**Data for this exercise**
◆ ◆ ◆ ◆ ◆

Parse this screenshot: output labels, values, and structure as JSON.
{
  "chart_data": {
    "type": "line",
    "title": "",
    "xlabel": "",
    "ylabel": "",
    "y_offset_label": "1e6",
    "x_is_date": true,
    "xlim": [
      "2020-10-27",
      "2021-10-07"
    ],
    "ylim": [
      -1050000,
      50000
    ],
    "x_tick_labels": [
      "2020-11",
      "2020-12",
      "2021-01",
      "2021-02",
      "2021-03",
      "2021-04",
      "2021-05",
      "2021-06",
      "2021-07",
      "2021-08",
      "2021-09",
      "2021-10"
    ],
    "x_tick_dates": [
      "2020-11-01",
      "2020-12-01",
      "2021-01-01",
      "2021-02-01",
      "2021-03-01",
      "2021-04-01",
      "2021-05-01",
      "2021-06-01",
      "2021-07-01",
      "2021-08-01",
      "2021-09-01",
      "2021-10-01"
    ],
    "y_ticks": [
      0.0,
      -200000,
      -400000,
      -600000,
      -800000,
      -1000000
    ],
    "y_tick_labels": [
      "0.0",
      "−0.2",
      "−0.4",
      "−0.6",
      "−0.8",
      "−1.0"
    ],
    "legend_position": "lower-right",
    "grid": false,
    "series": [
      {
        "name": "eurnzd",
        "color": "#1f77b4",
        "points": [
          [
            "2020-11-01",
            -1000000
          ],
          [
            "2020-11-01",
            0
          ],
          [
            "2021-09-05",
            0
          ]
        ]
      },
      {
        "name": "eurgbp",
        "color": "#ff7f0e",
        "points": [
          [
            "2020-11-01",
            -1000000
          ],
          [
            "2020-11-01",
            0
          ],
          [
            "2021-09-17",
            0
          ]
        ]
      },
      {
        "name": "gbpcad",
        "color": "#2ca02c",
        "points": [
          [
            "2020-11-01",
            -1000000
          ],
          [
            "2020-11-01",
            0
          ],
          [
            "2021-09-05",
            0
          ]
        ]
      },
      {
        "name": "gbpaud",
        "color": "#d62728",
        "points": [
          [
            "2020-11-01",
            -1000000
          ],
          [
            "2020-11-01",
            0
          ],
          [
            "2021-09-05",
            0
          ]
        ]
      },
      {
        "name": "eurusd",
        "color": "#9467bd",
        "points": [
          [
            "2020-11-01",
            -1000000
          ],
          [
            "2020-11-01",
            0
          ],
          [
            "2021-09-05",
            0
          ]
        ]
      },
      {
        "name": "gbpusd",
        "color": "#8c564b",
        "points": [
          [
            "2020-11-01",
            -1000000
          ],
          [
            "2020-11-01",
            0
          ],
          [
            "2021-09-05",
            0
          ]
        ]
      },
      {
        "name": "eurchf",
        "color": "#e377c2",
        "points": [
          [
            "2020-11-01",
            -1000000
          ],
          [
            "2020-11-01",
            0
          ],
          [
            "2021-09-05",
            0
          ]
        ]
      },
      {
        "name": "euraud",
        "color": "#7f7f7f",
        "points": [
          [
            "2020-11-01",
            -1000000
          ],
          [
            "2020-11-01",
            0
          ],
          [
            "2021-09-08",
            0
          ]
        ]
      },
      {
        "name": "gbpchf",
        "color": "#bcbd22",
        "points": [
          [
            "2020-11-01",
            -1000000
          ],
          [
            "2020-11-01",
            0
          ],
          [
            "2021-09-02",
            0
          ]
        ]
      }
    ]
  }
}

◆ ◆ ◆ ◆ ◆

**What the task asks**
Copy down the whole of the data above, matching it exactly.

**Answer for this exercise**
Parse this screenshot: output labels, values, and structure as JSON.
{
  "chart_data": {
    "type": "line",
    "title": "",
    "xlabel": "",
    "ylabel": "",
    "y_offset_label": "1e6",
    "x_is_date": true,
    "xlim": [
      "2020-10-27",
      "2021-10-07"
    ],
    "ylim": [
      -1050000,
      50000
    ],
    "x_tick_labels": [
      "2020-11",
      "2020-12",
      "2021-01",
      "2021-02",
      "2021-03",
      "2021-04",
      "2021-05",
      "2021-06",
      "2021-07",
      "2021-08",
      "2021-09",
      "2021-10"
    ],
    "x_tick_dates": [
      "2020-11-01",
      "2020-12-01",
      "2021-01-01",
      "2021-02-01",
      "2021-03-01",
      "2021-04-01",
      "2021-05-01",
      "2021-06-01",
      "2021-07-01",
      "2021-08-01",
      "2021-09-01",
      "2021-10-01"
    ],
    "y_ticks": [
      0.0,
      -200000,
      -400000,
      -600000,
      -800000,
      -1000000
    ],
    "y_tick_labels": [
      "0.0",
      "−0.2",
      "−0.4",
      "−0.6",
      "−0.8",
      "−1.0"
    ],
    "legend_position": "lower-right",
    "grid": false,
    "series": [
      {
        "name": "eurnzd",
        "color": "#1f77b4",
        "points": [
          [
            "2020-11-01",
            -1000000
          ],
          [
            "2020-11-01",
            0
          ],
          [
            "2021-09-05",
            0
          ]
        ]
      },
      {
        "name": "eurgbp",
        "color": "#ff7f0e",
        "points": [
          [
            "2020-11-01",
            -1000000
          ],
          [
            "2020-11-01",
            0
          ],
          [
            "2021-09-17",
            0
          ]
        ]
      },
      {
        "name": "gbpcad",
        "color": "#2ca02c",
        "points": [
          [
            "2020-11-01",
            -1000000
          ],
          [
            "2020-11-01",
            0
          ],
          [
            "2021-09-05",
            0
          ]
        ]
      },
      {
        "name": "gbpaud",
        "color": "#d62728",
        "points": [
          [
            "2020-11-01",
            -1000000
          ],
          [
            "2020-11-01",
            0
          ],
          [
            "2021-09-05",
            0
          ]
        ]
      },
      {
        "name": "eurusd",
        "color": "#9467bd",
        "points": [
          [
            "2020-11-01",
            -1000000
          ],
          [
            "2020-11-01",
            0
          ],
          [
            "2021-09-05",
            0
          ]
        ]
      },
      {
        "name": "gbpusd",
        "color": "#8c564b",
        "points": [
          [
            "2020-11-01",
            -1000000
          ],
          [
            "2020-11-01",
            0
          ],
          [
            "2021-09-05",
            0
          ]
        ]
      },
      {
        "name": "eurchf",
        "color": "#e377c2",
        "points": [
          [
            "2020-11-01",
            -1000000
          ],
          [
            "2020-11-01",
            0
          ],
          [
            "2021-09-05",
            0
          ]
        ]
      },
      {
        "name": "euraud",
        "color": "#7f7f7f",
        "points": [
          [
            "2020-11-01",
            -1000000
          ],
          [
            "2020-11-01",
            0
          ],
          [
            "2021-09-08",
            0
          ]
        ]
      },
      {
        "name": "gbpchf",
        "color": "#bcbd22",
        "points": [
          [
            "2020-11-01",
            -1000000
          ],
          [
            "2020-11-01",
            0
          ],
          [
            "2021-09-02",
            0
          ]
        ]
      }
    ]
  }
}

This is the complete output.